WHAT YOU HAVE TO DO
For the copy, please give all of the data again exactly and leave the pictures out.

AVAILABLE RECORDS

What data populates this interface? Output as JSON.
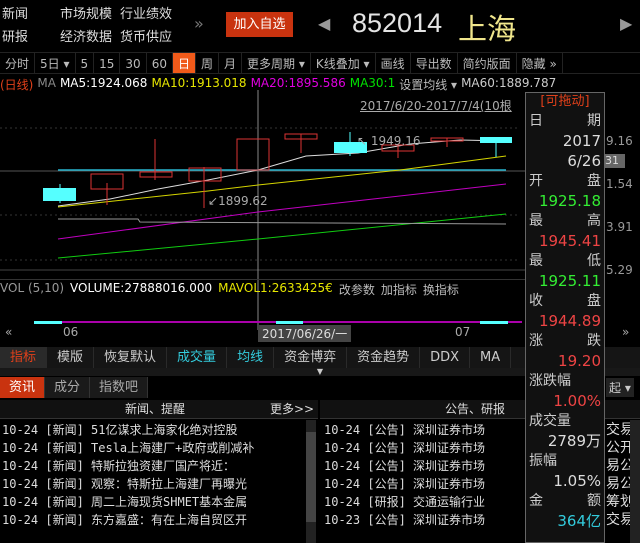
{
  "topnav": [
    "新闻",
    "市场规模",
    "行业绩效",
    "研报",
    "经济数据",
    "货币供应"
  ],
  "more": "»",
  "add_watch": "加入自选",
  "prev": "◀",
  "next": "▶",
  "code": "852014",
  "name": "上海",
  "toolbar": [
    "分时",
    "5日 ▾",
    "5",
    "15",
    "30",
    "60",
    "日",
    "周",
    "月",
    "更多周期 ▾",
    "K线叠加 ▾",
    "画线",
    "导出数",
    "简约版面",
    "隐藏 »"
  ],
  "ma": {
    "period": "(日线)",
    "label": "MA",
    "ma5": "MA5:1924.068",
    "ma10": "MA10:1913.018",
    "ma20": "MA20:1895.586",
    "ma30": "MA30:1",
    "set": "设置均线 ▾",
    "ma60": "MA60:1889.787"
  },
  "range": "2017/6/20-2017/7/4(10根",
  "annot_high": "1949.16",
  "annot_low": "1899.62",
  "axis": [
    "9.16",
    "1.54",
    "3.91",
    "5.29"
  ],
  "axis_box": "31",
  "vol": {
    "label": "VOL (5,10)",
    "volume": "VOLUME:27888016.000",
    "mavol": "MAVOL1:2633425€",
    "btns": [
      "改参数",
      "加指标",
      "换指标"
    ]
  },
  "dates": {
    "d1": "06",
    "cursor": "2017/06/26/一",
    "d2": "07",
    "left": "«",
    "right": "»"
  },
  "ind_tabs": [
    "指标",
    "模版",
    "恢复默认",
    "成交量",
    "均线",
    "资金博弈",
    "资金趋势",
    "DDX",
    "MA"
  ],
  "info_tabs": [
    "资讯",
    "成分",
    "指数吧"
  ],
  "sort": "起 ▾",
  "panel": {
    "drag": "[可拖动]",
    "date_l": [
      "日",
      "期"
    ],
    "year": "2017",
    "md": "6/26",
    "open_l": [
      "开",
      "盘"
    ],
    "open": "1925.18",
    "high_l": [
      "最",
      "高"
    ],
    "high": "1945.41",
    "low_l": [
      "最",
      "低"
    ],
    "low": "1925.11",
    "close_l": [
      "收",
      "盘"
    ],
    "close": "1944.89",
    "chg_l": [
      "涨",
      "跌"
    ],
    "chg": "19.20",
    "pct_l": "涨跌幅",
    "pct": "1.00%",
    "vol_l": "成交量",
    "vol": "2789万",
    "amp_l": "振幅",
    "amp": "1.05%",
    "amt_l": [
      "金",
      "额"
    ],
    "amt": "364亿"
  },
  "news": {
    "title": "新闻、提醒",
    "more": "更多>>",
    "rows": [
      "10-24 [新闻] 51亿谋求上海家化绝对控股",
      "10-24 [新闻] Tesla上海建厂+政府或削减补",
      "10-24 [新闻] 特斯拉独资建厂国产将近：",
      "10-24 [新闻] 观察：特斯拉上海建厂再曝光",
      "10-24 [新闻] 周二上海现货SHMET基本金属",
      "10-24 [新闻] 东方嘉盛：有在上海自贸区开"
    ]
  },
  "notices": {
    "title": "公告、研报",
    "rows": [
      "10-24 [公告] 深圳证券市场",
      "10-24 [公告] 深圳证券市场",
      "10-24 [公告] 深圳证券市场",
      "10-24 [公告] 深圳证券市场",
      "10-24 [研报] 交通运输行业",
      "10-23 [公告] 深圳证券市场"
    ],
    "tail": [
      "交易",
      "公开",
      "易公",
      "易公",
      "筹划",
      "交易"
    ]
  }
}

EXPECTED OUTPUT
What data populates this interface? Output as JSON.
{
  "topnav": [
    "新闻",
    "市场规模",
    "行业绩效",
    "研报",
    "经济数据",
    "货币供应"
  ],
  "more": "»",
  "add_watch": "加入自选",
  "prev": "◀",
  "next": "▶",
  "code": "852014",
  "name": "上海",
  "toolbar": [
    "分时",
    "5日 ▾",
    "5",
    "15",
    "30",
    "60",
    "日",
    "周",
    "月",
    "更多周期 ▾",
    "K线叠加 ▾",
    "画线",
    "导出数",
    "简约版面",
    "隐藏 »"
  ],
  "ma": {
    "period": "(日线)",
    "label": "MA",
    "ma5": "MA5:1924.068",
    "ma10": "MA10:1913.018",
    "ma20": "MA20:1895.586",
    "ma30": "MA30:1",
    "set": "设置均线 ▾",
    "ma60": "MA60:1889.787"
  },
  "range": "2017/6/20-2017/7/4(10根",
  "annot_high": "1949.16",
  "annot_low": "1899.62",
  "axis": [
    "9.16",
    "1.54",
    "3.91",
    "5.29"
  ],
  "axis_box": "31",
  "vol": {
    "label": "VOL (5,10)",
    "volume": "VOLUME:27888016.000",
    "mavol": "MAVOL1:2633425€",
    "btns": [
      "改参数",
      "加指标",
      "换指标"
    ]
  },
  "dates": {
    "d1": "06",
    "cursor": "2017/06/26/一",
    "d2": "07",
    "left": "«",
    "right": "»"
  },
  "ind_tabs": [
    "指标",
    "模版",
    "恢复默认",
    "成交量",
    "均线",
    "资金博弈",
    "资金趋势",
    "DDX",
    "MA"
  ],
  "info_tabs": [
    "资讯",
    "成分",
    "指数吧"
  ],
  "sort": "起 ▾",
  "panel": {
    "drag": "[可拖动]",
    "date_l": [
      "日",
      "期"
    ],
    "year": "2017",
    "md": "6/26",
    "open_l": [
      "开",
      "盘"
    ],
    "open": "1925.18",
    "high_l": [
      "最",
      "高"
    ],
    "high": "1945.41",
    "low_l": [
      "最",
      "低"
    ],
    "low": "1925.11",
    "close_l": [
      "收",
      "盘"
    ],
    "close": "1944.89",
    "chg_l": [
      "涨",
      "跌"
    ],
    "chg": "19.20",
    "pct_l": "涨跌幅",
    "pct": "1.00%",
    "vol_l": "成交量",
    "vol": "2789万",
    "amp_l": "振幅",
    "amp": "1.05%",
    "amt_l": [
      "金",
      "额"
    ],
    "amt": "364亿"
  },
  "news": {
    "title": "新闻、提醒",
    "more": "更多>>",
    "rows": [
      "10-24 [新闻] 51亿谋求上海家化绝对控股",
      "10-24 [新闻] Tesla上海建厂+政府或削减补",
      "10-24 [新闻] 特斯拉独资建厂国产将近：",
      "10-24 [新闻] 观察：特斯拉上海建厂再曝光",
      "10-24 [新闻] 周二上海现货SHMET基本金属",
      "10-24 [新闻] 东方嘉盛：有在上海自贸区开"
    ]
  },
  "notices": {
    "title": "公告、研报",
    "rows": [
      "10-24 [公告] 深圳证券市场",
      "10-24 [公告] 深圳证券市场",
      "10-24 [公告] 深圳证券市场",
      "10-24 [公告] 深圳证券市场",
      "10-24 [研报] 交通运输行业",
      "10-23 [公告] 深圳证券市场"
    ],
    "tail": [
      "交易",
      "公开",
      "易公",
      "易公",
      "筹划",
      "交易"
    ]
  }
}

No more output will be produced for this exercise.